▶ [Prompt] Tally the lines that contain the string "JSON" and state that total without comment.

▶ [Information shown]
▼

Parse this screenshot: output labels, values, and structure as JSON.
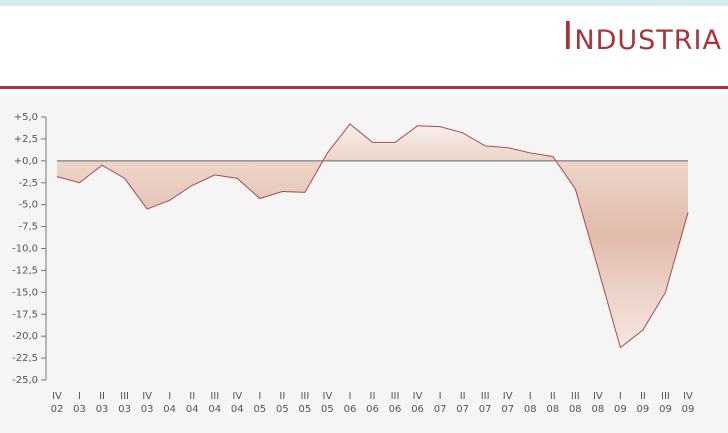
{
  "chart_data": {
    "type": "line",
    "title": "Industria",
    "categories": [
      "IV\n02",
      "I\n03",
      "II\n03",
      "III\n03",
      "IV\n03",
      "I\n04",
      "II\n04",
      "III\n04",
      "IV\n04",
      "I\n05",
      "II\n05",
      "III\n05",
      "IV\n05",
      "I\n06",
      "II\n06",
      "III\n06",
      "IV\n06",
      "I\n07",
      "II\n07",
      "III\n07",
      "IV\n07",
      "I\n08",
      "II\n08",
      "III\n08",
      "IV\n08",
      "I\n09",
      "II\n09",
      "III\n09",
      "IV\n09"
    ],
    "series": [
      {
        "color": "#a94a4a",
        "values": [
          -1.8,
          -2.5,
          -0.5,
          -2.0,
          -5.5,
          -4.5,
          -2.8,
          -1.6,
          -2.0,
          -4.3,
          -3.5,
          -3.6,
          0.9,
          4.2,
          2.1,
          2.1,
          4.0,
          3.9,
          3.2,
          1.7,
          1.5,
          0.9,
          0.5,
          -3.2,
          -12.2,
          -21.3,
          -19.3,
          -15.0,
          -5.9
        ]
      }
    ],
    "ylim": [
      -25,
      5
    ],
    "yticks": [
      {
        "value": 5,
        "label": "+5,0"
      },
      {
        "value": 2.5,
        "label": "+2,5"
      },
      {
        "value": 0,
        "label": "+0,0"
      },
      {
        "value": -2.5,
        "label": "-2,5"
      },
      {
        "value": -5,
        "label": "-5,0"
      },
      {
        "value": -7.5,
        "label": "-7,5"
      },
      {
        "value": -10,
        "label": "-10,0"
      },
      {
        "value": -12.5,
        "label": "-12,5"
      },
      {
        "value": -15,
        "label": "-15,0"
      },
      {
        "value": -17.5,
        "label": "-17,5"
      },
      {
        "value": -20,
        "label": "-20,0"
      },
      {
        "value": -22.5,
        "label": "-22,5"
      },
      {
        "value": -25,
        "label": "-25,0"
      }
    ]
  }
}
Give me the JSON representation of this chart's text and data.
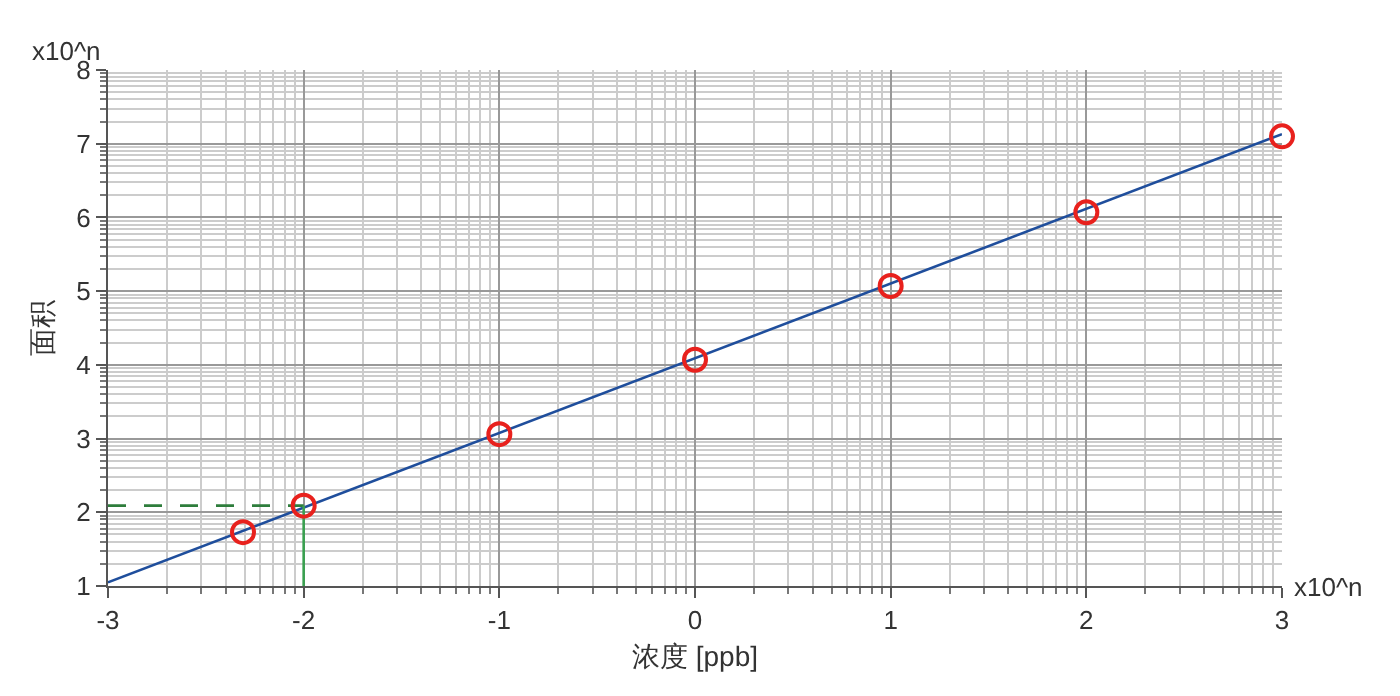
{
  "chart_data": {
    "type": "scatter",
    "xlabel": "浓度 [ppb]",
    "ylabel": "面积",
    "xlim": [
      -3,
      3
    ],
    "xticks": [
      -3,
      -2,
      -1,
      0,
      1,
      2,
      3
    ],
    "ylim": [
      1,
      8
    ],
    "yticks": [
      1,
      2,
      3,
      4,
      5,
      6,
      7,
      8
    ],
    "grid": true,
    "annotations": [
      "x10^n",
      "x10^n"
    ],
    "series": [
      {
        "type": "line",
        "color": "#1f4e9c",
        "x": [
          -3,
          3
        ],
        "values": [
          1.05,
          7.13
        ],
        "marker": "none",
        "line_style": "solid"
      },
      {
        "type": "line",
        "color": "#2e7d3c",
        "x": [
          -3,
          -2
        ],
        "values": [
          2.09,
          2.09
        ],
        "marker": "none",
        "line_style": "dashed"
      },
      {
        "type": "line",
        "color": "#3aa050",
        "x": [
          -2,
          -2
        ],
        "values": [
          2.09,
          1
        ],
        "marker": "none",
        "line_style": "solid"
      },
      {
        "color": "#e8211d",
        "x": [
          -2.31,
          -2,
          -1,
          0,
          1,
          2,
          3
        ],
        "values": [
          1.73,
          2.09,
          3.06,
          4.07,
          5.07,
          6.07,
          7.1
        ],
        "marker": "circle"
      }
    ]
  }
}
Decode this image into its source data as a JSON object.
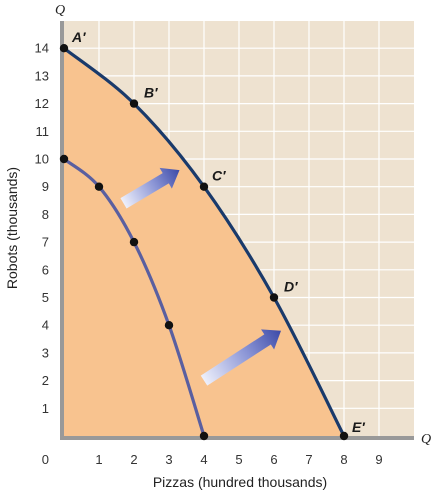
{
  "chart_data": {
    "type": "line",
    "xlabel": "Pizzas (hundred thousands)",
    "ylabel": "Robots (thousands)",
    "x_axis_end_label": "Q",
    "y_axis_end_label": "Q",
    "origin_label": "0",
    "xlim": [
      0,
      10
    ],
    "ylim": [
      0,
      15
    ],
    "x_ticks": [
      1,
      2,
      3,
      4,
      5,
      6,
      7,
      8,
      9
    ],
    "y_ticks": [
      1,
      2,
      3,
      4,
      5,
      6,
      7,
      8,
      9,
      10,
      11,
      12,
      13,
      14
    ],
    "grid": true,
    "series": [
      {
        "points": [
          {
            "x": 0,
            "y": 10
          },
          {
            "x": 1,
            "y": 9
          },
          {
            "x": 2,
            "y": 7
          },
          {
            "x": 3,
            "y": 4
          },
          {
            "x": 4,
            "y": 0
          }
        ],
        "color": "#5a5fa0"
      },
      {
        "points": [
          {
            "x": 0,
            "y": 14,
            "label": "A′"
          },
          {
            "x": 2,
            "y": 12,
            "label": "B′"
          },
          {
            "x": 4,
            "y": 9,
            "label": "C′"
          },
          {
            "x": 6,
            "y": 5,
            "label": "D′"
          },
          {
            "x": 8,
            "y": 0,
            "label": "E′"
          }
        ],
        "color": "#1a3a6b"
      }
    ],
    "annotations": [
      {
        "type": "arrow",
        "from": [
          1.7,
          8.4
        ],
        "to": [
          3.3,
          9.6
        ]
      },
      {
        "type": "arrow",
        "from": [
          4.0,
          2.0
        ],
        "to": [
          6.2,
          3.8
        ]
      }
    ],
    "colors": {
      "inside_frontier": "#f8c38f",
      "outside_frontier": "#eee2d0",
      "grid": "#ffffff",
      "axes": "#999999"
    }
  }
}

▲

▶ [Answer to this task] 3